## Stored data entries
** START **

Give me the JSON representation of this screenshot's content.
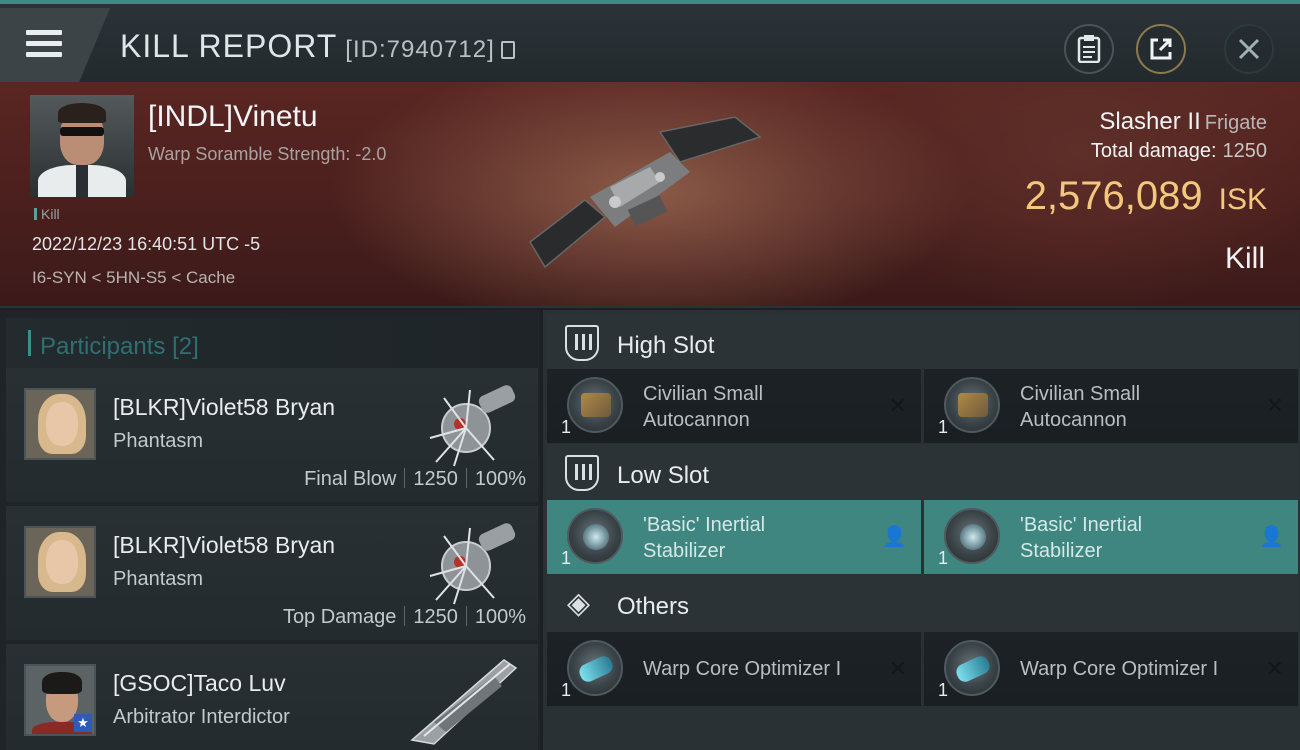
{
  "header": {
    "title": "KILL REPORT",
    "report_id": "[ID:7940712]"
  },
  "icons": {
    "menu": "hamburger-menu-icon",
    "clipboard": "clipboard-icon",
    "share": "share-icon",
    "close": "close-icon"
  },
  "victim": {
    "name": "[INDL]Vinetu",
    "subtitle": "Warp Soramble Strength: -2.0",
    "tag": "Kill",
    "timestamp": "2022/12/23 16:40:51 UTC -5",
    "location": "I6-SYN < 5HN-S5 < Cache",
    "ship": "Slasher II",
    "ship_class": "Frigate",
    "total_damage_label": "Total damage:",
    "total_damage": "1250",
    "isk_value": "2,576,089",
    "isk_currency": "ISK",
    "result": "Kill"
  },
  "participants": {
    "label": "Participants",
    "count": "[2]",
    "items": [
      {
        "name": "[BLKR]Violet58 Bryan",
        "ship": "Phantasm",
        "role": "Final Blow",
        "damage": "1250",
        "percent": "100%"
      },
      {
        "name": "[BLKR]Violet58 Bryan",
        "ship": "Phantasm",
        "role": "Top Damage",
        "damage": "1250",
        "percent": "100%"
      },
      {
        "name": "[GSOC]Taco Luv",
        "ship": "Arbitrator Interdictor"
      }
    ]
  },
  "fitting": {
    "high_slot": {
      "label": "High Slot",
      "modules": [
        {
          "line1": "Civilian Small",
          "line2": "Autocannon",
          "qty": "1",
          "status": "destroyed"
        },
        {
          "line1": "Civilian Small",
          "line2": "Autocannon",
          "qty": "1",
          "status": "destroyed"
        }
      ]
    },
    "low_slot": {
      "label": "Low Slot",
      "modules": [
        {
          "line1": "'Basic' Inertial",
          "line2": "Stabilizer",
          "qty": "1",
          "status": "dropped"
        },
        {
          "line1": "'Basic' Inertial",
          "line2": "Stabilizer",
          "qty": "1",
          "status": "dropped"
        }
      ]
    },
    "others": {
      "label": "Others",
      "modules": [
        {
          "line1": "Warp Core Optimizer I",
          "qty": "1",
          "status": "destroyed"
        },
        {
          "line1": "Warp Core Optimizer I",
          "qty": "1",
          "status": "destroyed"
        }
      ]
    }
  },
  "colors": {
    "accent_teal": "#3f8580",
    "isk_gold": "#f3c87e",
    "banner_red": "#5a2622"
  }
}
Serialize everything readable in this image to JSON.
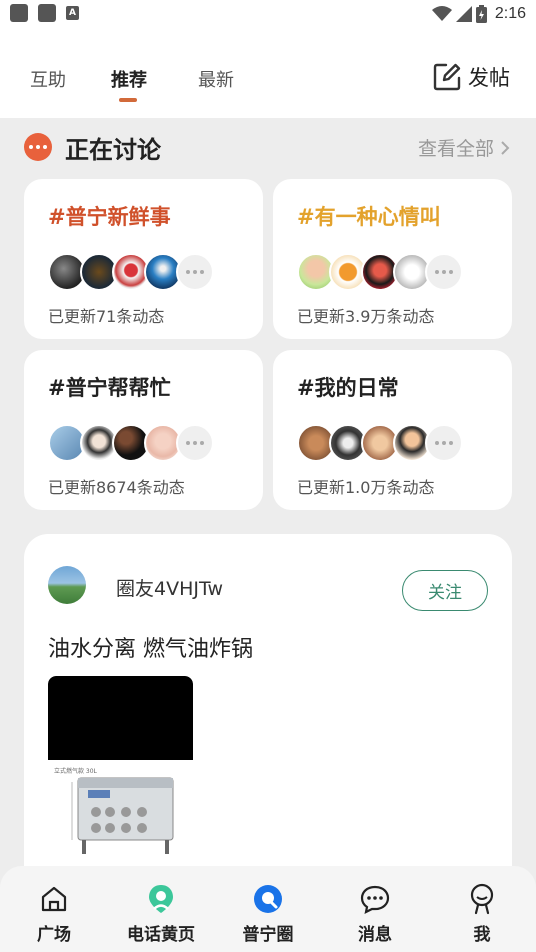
{
  "status_bar": {
    "time": "2:16"
  },
  "header": {
    "tabs": [
      {
        "label": "互助"
      },
      {
        "label": "推荐"
      },
      {
        "label": "最新"
      }
    ],
    "active_tab": "推荐",
    "post_button": "发帖"
  },
  "discussion": {
    "title": "正在讨论",
    "see_all": "查看全部",
    "topics": [
      {
        "title": "#普宁新鲜事",
        "color": "#d0512b",
        "meta": "已更新71条动态"
      },
      {
        "title": "#有一种心情叫",
        "color": "#e3a22c",
        "meta": "已更新3.9万条动态"
      },
      {
        "title": "#普宁帮帮忙",
        "color": "#222222",
        "meta": "已更新8674条动态"
      },
      {
        "title": "#我的日常",
        "color": "#222222",
        "meta": "已更新1.0万条动态"
      }
    ]
  },
  "post": {
    "username": "圈友4VHJTw",
    "follow_label": "关注",
    "text": "油水分离 燃气油炸锅",
    "image_caption": "立式燃气款 30L"
  },
  "bottom_nav": {
    "items": [
      {
        "label": "广场",
        "icon": "home-icon"
      },
      {
        "label": "电话黄页",
        "icon": "yellow-pages-icon"
      },
      {
        "label": "普宁圈",
        "icon": "circle-icon"
      },
      {
        "label": "消息",
        "icon": "message-icon"
      },
      {
        "label": "我",
        "icon": "profile-icon"
      }
    ],
    "active": "普宁圈",
    "colors": {
      "accent_green": "#3cc79a",
      "accent_blue": "#1a73e8"
    }
  }
}
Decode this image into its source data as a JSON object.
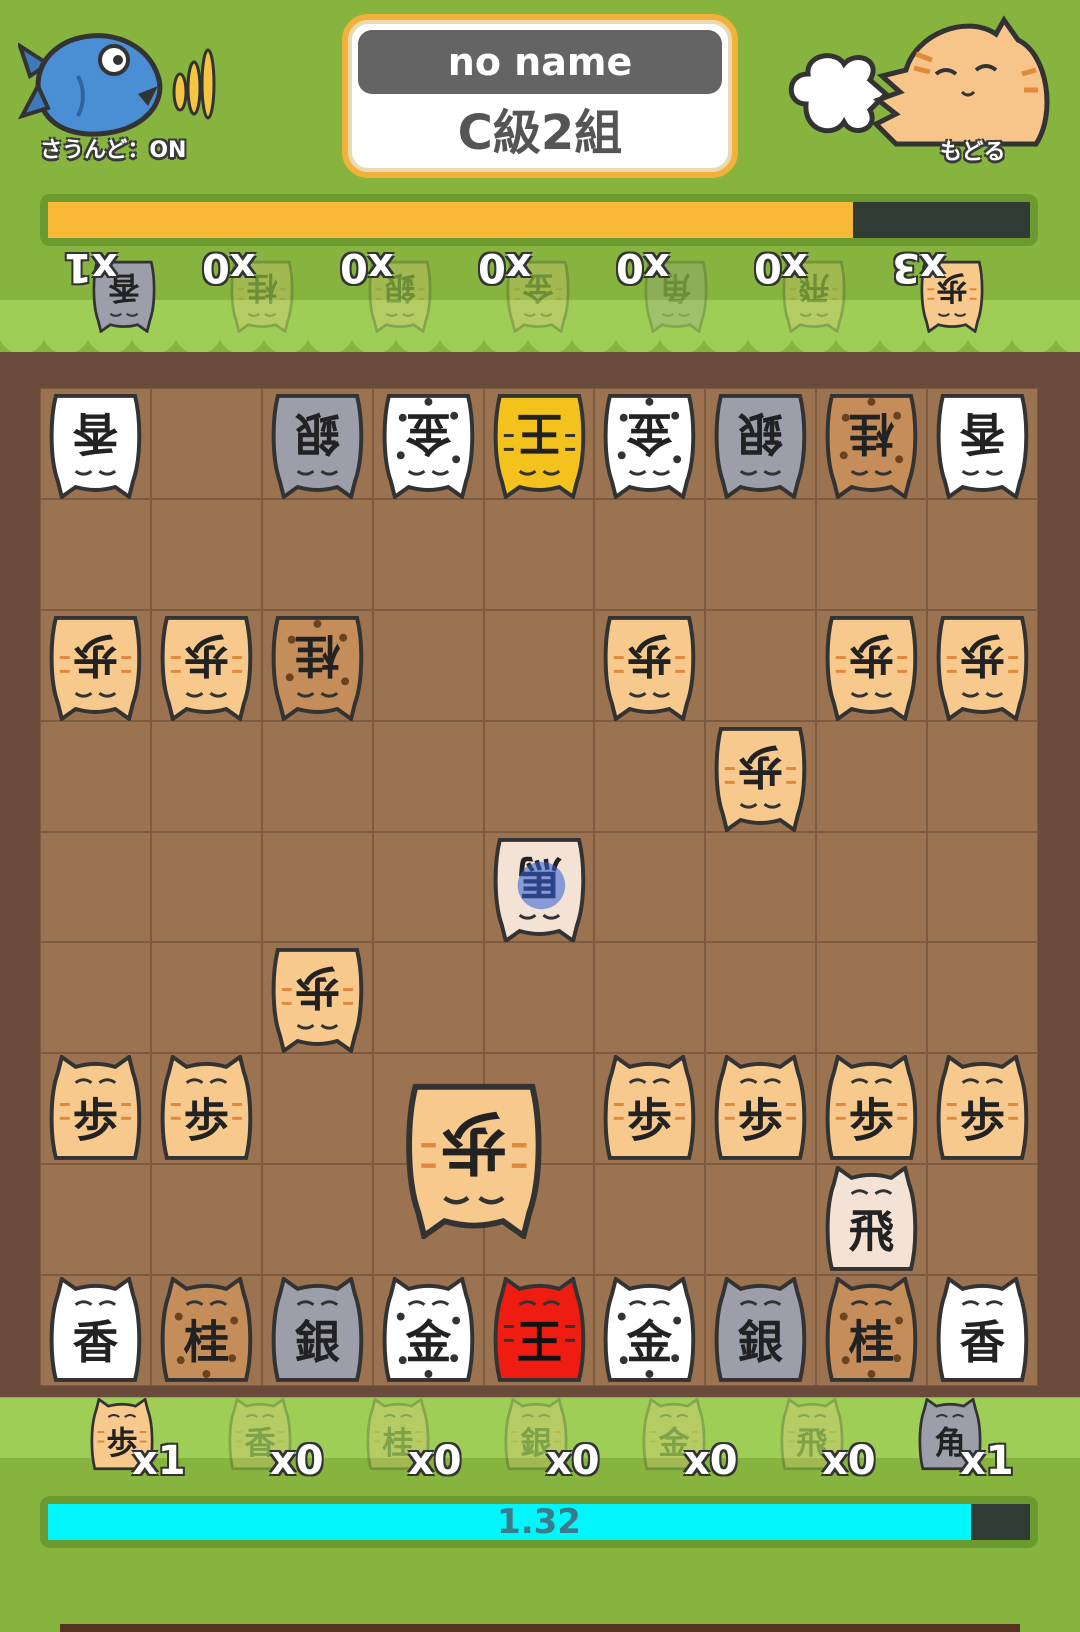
{
  "header": {
    "sound_label": "さうんど：ON",
    "player_name": "no name",
    "player_rank": "C級2組",
    "back_label": "もどる"
  },
  "timers": {
    "opponent_fraction": 0.82,
    "player_fraction": 0.94,
    "player_time_text": "1.32"
  },
  "colors": {
    "background": "#86b43e",
    "opponent_bar": "#f9b938",
    "player_bar": "#00f6fb",
    "board": "#9b7351",
    "frame": "#6a4a3a"
  },
  "opponent_hand": [
    {
      "piece": "香",
      "count": "x1",
      "active": true
    },
    {
      "piece": "桂",
      "count": "x0",
      "active": false
    },
    {
      "piece": "銀",
      "count": "x0",
      "active": false
    },
    {
      "piece": "金",
      "count": "x0",
      "active": false
    },
    {
      "piece": "角",
      "count": "x0",
      "active": false
    },
    {
      "piece": "飛",
      "count": "x0",
      "active": false
    },
    {
      "piece": "歩",
      "count": "x3",
      "active": true
    }
  ],
  "player_hand": [
    {
      "piece": "歩",
      "count": "x1",
      "active": true
    },
    {
      "piece": "香",
      "count": "x0",
      "active": false
    },
    {
      "piece": "桂",
      "count": "x0",
      "active": false
    },
    {
      "piece": "銀",
      "count": "x0",
      "active": false
    },
    {
      "piece": "金",
      "count": "x0",
      "active": false
    },
    {
      "piece": "飛",
      "count": "x0",
      "active": false
    },
    {
      "piece": "角",
      "count": "x1",
      "active": true
    }
  ],
  "board": {
    "pieces": [
      {
        "row": 0,
        "col": 0,
        "char": "香",
        "side": "opponent",
        "style": "white"
      },
      {
        "row": 0,
        "col": 2,
        "char": "銀",
        "side": "opponent",
        "style": "gray"
      },
      {
        "row": 0,
        "col": 3,
        "char": "金",
        "side": "opponent",
        "style": "calico"
      },
      {
        "row": 0,
        "col": 4,
        "char": "王",
        "side": "opponent",
        "style": "gold"
      },
      {
        "row": 0,
        "col": 5,
        "char": "金",
        "side": "opponent",
        "style": "calico"
      },
      {
        "row": 0,
        "col": 6,
        "char": "銀",
        "side": "opponent",
        "style": "gray"
      },
      {
        "row": 0,
        "col": 7,
        "char": "桂",
        "side": "opponent",
        "style": "leopard"
      },
      {
        "row": 0,
        "col": 8,
        "char": "香",
        "side": "opponent",
        "style": "white"
      },
      {
        "row": 2,
        "col": 0,
        "char": "歩",
        "side": "opponent",
        "style": "tabby"
      },
      {
        "row": 2,
        "col": 1,
        "char": "歩",
        "side": "opponent",
        "style": "tabby"
      },
      {
        "row": 2,
        "col": 2,
        "char": "桂",
        "side": "opponent",
        "style": "leopard"
      },
      {
        "row": 2,
        "col": 5,
        "char": "歩",
        "side": "opponent",
        "style": "tabby"
      },
      {
        "row": 2,
        "col": 7,
        "char": "歩",
        "side": "opponent",
        "style": "tabby"
      },
      {
        "row": 2,
        "col": 8,
        "char": "歩",
        "side": "opponent",
        "style": "tabby"
      },
      {
        "row": 3,
        "col": 6,
        "char": "歩",
        "side": "opponent",
        "style": "tabby"
      },
      {
        "row": 4,
        "col": 4,
        "char": "馬",
        "side": "opponent",
        "style": "cream",
        "marked": true
      },
      {
        "row": 5,
        "col": 2,
        "char": "歩",
        "side": "opponent",
        "style": "tabby"
      },
      {
        "row": 6,
        "col": 0,
        "char": "歩",
        "side": "player",
        "style": "tabby"
      },
      {
        "row": 6,
        "col": 1,
        "char": "歩",
        "side": "player",
        "style": "tabby"
      },
      {
        "row": 6,
        "col": 5,
        "char": "歩",
        "side": "player",
        "style": "tabby"
      },
      {
        "row": 6,
        "col": 6,
        "char": "歩",
        "side": "player",
        "style": "tabby"
      },
      {
        "row": 6,
        "col": 7,
        "char": "歩",
        "side": "player",
        "style": "tabby"
      },
      {
        "row": 6,
        "col": 8,
        "char": "歩",
        "side": "player",
        "style": "tabby"
      },
      {
        "row": 7,
        "col": 7,
        "char": "飛",
        "side": "player",
        "style": "cream"
      },
      {
        "row": 8,
        "col": 0,
        "char": "香",
        "side": "player",
        "style": "white"
      },
      {
        "row": 8,
        "col": 1,
        "char": "桂",
        "side": "player",
        "style": "leopard"
      },
      {
        "row": 8,
        "col": 2,
        "char": "銀",
        "side": "player",
        "style": "gray"
      },
      {
        "row": 8,
        "col": 3,
        "char": "金",
        "side": "player",
        "style": "calico"
      },
      {
        "row": 8,
        "col": 4,
        "char": "王",
        "side": "player",
        "style": "red"
      },
      {
        "row": 8,
        "col": 5,
        "char": "金",
        "side": "player",
        "style": "calico"
      },
      {
        "row": 8,
        "col": 6,
        "char": "銀",
        "side": "player",
        "style": "gray"
      },
      {
        "row": 8,
        "col": 7,
        "char": "桂",
        "side": "player",
        "style": "leopard"
      },
      {
        "row": 8,
        "col": 8,
        "char": "香",
        "side": "player",
        "style": "white"
      }
    ],
    "floating_piece": {
      "char": "歩",
      "side": "opponent",
      "style": "tabby",
      "between_cols": [
        3,
        4
      ],
      "between_rows": [
        6,
        7
      ]
    }
  }
}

** END **

## What this task involves
From the listing, copy each line containing the word "meta".

## The output
        "meta": "已更新71条动态"
        "meta": "已更新3.9万条动态"
        "meta": "已更新8674条动态"
        "meta": "已更新1.0万条动态"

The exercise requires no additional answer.